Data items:
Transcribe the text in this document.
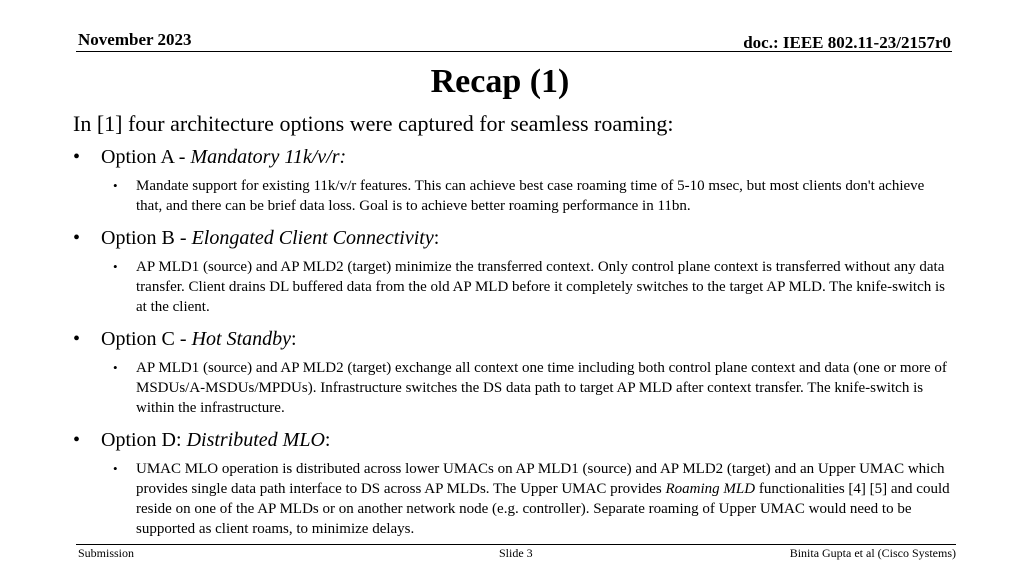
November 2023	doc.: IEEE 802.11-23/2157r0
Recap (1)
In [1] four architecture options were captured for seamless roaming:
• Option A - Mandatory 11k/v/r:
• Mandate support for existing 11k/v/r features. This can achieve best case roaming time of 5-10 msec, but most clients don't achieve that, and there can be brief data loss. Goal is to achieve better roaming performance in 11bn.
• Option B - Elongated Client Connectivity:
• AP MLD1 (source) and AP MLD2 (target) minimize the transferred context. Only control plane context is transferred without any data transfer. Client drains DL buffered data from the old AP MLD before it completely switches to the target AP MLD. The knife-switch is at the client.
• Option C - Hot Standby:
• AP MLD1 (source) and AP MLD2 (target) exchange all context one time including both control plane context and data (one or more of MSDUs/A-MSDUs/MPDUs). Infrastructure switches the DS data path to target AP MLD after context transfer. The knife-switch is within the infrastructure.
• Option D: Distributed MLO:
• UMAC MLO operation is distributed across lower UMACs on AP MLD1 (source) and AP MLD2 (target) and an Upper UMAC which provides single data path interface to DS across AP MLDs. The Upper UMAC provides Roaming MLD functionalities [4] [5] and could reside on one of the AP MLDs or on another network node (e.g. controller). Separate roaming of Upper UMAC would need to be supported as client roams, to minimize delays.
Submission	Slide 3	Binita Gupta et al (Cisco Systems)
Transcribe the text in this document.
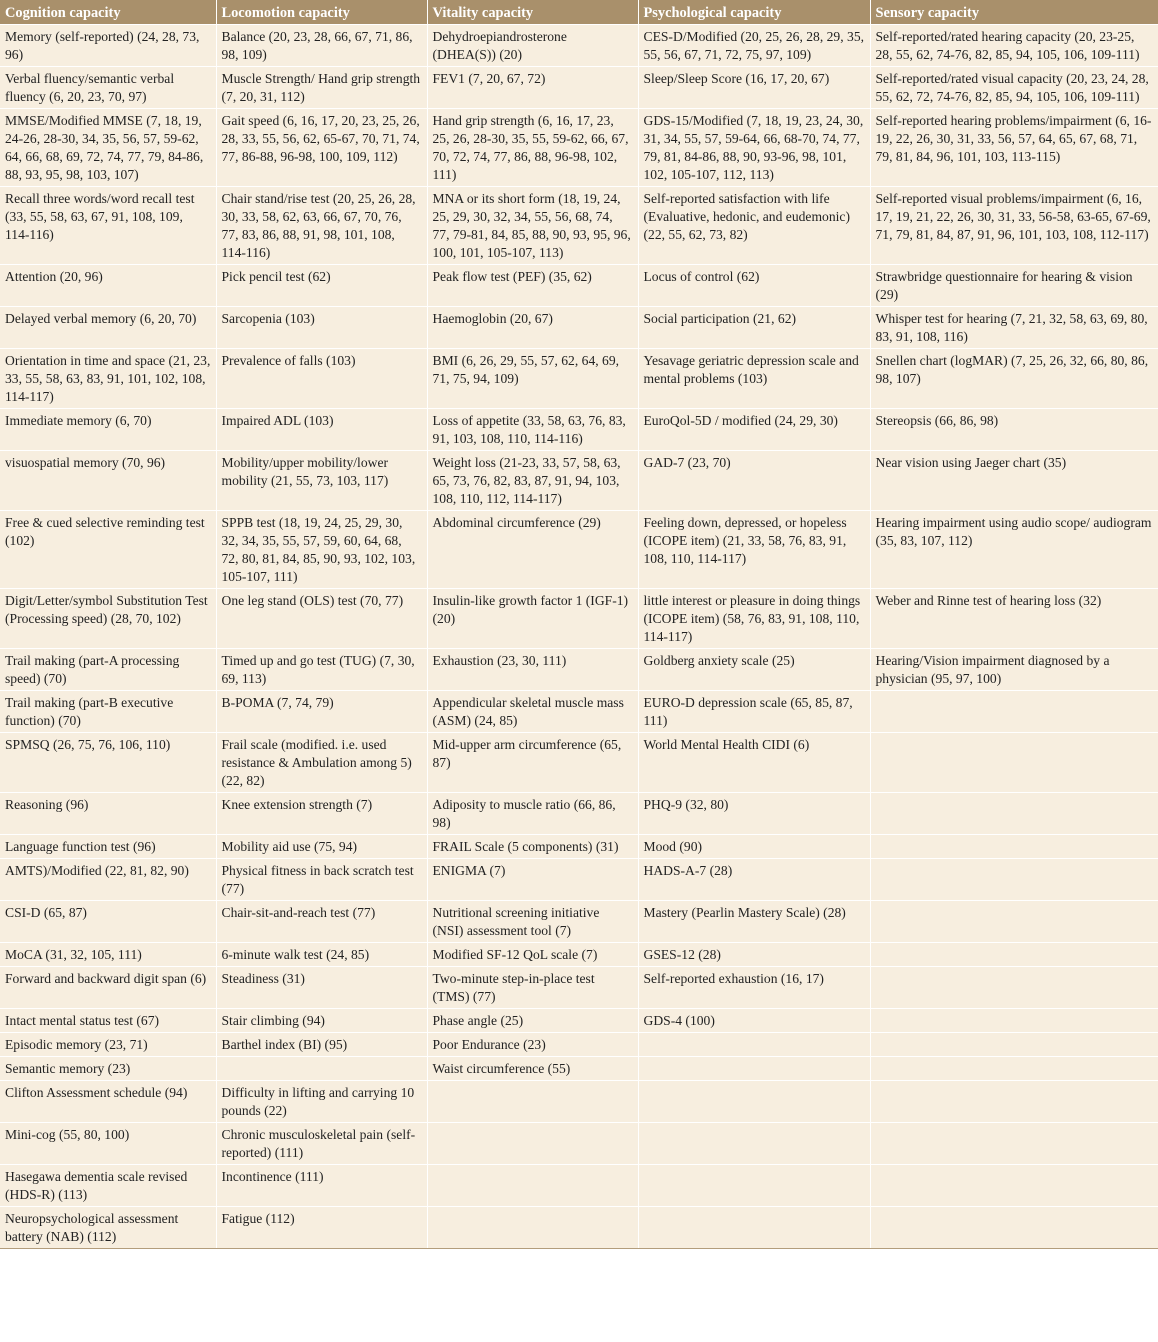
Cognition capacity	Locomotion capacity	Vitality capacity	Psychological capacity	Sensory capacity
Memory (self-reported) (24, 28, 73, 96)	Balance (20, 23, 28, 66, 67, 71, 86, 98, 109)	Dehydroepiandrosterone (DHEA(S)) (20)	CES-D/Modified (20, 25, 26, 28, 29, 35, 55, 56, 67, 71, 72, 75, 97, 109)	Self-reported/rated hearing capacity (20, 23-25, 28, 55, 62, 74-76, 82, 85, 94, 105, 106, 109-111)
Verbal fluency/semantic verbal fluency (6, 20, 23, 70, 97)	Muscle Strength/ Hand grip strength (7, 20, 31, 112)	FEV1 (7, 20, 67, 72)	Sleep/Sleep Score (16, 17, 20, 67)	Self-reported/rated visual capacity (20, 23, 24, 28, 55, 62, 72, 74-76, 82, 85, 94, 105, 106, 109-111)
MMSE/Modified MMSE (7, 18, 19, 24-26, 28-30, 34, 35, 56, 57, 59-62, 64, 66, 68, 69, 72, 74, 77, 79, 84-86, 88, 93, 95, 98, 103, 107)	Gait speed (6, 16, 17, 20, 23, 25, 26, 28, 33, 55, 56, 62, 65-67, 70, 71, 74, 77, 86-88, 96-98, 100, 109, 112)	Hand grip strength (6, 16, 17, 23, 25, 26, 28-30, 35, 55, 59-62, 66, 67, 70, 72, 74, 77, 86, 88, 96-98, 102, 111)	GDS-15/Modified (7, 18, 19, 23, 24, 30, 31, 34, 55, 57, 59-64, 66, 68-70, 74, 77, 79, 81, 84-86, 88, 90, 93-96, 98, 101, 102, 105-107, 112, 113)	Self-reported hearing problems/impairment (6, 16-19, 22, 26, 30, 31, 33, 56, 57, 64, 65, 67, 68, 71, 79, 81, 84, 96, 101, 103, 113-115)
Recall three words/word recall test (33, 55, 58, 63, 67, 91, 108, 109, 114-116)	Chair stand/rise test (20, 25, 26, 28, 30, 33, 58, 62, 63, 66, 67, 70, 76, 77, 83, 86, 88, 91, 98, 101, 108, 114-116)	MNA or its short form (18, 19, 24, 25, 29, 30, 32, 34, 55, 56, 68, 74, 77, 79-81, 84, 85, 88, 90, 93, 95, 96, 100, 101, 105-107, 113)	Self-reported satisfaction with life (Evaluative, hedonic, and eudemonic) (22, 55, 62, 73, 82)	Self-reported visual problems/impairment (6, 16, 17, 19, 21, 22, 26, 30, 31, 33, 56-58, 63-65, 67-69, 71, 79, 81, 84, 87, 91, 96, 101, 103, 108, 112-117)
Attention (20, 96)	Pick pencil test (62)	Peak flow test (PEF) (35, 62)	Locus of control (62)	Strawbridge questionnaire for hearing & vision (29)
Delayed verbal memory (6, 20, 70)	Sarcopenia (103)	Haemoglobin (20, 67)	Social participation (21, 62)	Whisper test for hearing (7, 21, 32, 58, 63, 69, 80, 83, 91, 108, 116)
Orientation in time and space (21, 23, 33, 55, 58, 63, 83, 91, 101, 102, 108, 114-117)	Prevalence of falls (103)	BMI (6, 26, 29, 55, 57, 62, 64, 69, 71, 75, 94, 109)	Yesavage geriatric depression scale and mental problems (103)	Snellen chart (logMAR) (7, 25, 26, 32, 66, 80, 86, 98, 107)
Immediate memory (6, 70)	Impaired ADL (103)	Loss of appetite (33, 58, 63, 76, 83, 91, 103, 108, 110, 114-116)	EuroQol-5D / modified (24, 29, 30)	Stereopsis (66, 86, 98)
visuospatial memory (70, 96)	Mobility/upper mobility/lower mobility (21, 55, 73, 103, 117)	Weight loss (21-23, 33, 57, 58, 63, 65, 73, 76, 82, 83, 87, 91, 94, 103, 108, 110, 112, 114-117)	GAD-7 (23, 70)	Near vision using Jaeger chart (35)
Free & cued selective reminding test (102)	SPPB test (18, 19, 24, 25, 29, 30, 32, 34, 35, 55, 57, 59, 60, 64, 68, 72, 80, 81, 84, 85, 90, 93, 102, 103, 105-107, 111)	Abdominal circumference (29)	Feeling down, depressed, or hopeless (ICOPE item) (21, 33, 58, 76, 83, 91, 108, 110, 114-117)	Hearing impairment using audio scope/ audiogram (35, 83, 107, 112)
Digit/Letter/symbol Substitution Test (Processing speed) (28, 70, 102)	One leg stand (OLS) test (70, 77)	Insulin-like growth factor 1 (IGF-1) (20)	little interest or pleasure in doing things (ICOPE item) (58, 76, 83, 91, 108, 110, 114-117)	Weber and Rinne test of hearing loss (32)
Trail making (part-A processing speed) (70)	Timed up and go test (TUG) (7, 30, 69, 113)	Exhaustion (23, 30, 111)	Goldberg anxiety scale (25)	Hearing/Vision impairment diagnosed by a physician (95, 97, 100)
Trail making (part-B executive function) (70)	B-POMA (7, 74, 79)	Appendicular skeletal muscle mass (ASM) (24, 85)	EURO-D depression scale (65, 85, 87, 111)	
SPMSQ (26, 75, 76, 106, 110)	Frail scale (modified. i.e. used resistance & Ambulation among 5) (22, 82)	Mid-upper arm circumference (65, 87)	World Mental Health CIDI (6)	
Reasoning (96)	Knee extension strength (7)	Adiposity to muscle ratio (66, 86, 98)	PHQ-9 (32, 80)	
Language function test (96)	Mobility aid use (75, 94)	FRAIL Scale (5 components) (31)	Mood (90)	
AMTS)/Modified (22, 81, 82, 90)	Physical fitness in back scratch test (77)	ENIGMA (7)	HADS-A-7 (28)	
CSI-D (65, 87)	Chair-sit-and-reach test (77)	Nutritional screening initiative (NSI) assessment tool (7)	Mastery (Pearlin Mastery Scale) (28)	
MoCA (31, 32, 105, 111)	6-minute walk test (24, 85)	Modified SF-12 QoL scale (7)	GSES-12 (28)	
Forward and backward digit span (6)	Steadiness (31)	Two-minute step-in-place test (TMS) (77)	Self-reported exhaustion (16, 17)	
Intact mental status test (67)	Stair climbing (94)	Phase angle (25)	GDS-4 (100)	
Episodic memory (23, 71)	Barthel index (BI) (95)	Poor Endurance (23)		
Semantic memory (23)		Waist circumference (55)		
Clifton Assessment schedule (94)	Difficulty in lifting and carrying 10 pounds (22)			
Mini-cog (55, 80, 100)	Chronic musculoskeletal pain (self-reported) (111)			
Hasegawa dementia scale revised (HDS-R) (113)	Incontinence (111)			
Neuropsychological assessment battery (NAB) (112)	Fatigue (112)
* * *
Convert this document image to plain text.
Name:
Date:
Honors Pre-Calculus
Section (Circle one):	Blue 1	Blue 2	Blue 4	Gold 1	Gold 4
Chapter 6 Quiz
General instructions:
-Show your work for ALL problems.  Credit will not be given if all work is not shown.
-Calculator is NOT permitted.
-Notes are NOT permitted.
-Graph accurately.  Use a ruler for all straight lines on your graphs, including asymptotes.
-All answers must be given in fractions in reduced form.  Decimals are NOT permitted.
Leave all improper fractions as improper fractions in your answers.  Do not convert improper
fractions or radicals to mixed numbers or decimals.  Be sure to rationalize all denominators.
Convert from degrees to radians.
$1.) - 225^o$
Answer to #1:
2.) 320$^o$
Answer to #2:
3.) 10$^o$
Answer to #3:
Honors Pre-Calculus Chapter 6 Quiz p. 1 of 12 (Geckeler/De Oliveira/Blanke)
...
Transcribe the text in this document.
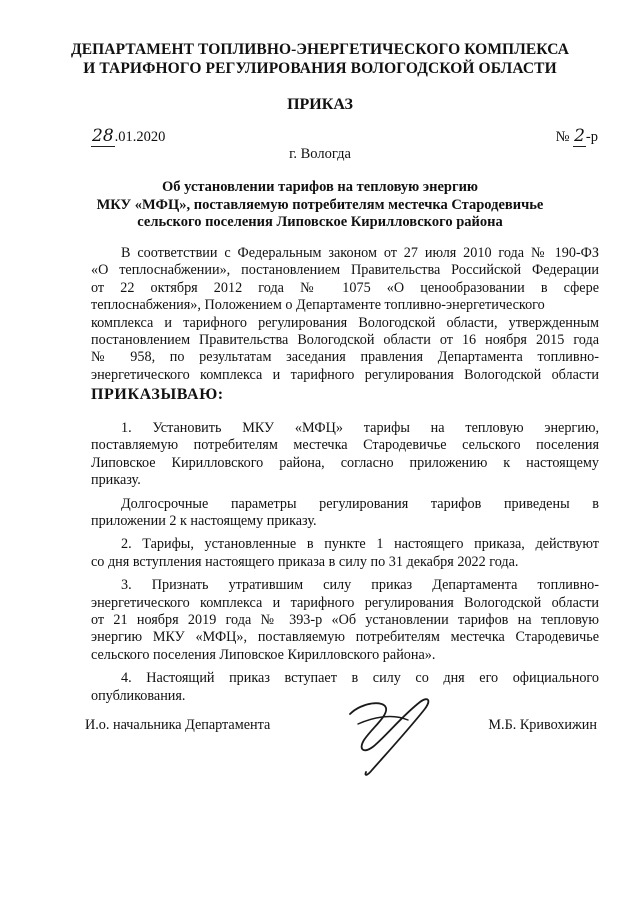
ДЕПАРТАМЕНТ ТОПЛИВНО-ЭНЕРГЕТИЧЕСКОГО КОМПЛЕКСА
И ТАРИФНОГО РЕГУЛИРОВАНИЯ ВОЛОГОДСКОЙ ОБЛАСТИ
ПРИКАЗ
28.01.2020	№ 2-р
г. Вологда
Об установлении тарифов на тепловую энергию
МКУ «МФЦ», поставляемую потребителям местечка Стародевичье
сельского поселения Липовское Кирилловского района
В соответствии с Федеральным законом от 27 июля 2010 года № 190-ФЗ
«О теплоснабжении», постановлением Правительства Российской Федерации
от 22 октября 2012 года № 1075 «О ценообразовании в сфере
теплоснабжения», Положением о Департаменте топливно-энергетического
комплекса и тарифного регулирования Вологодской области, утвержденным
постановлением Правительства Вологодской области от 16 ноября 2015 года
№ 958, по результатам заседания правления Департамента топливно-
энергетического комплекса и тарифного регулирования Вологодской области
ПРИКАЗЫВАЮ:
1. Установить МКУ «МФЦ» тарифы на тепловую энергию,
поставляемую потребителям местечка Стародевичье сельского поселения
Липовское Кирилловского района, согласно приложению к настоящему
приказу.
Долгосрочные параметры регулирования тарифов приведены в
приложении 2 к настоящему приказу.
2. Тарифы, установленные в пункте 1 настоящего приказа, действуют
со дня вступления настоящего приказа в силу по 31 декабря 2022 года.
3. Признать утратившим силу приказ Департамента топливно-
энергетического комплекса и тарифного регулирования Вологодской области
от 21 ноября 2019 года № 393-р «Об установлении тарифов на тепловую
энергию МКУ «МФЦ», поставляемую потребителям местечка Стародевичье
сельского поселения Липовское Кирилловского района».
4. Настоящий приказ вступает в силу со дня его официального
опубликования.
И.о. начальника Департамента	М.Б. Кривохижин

WRITTEN PROBLEM —
Give a single number: the count of lines above that include the word "местечка".

ANSWER TO THE TASK —
3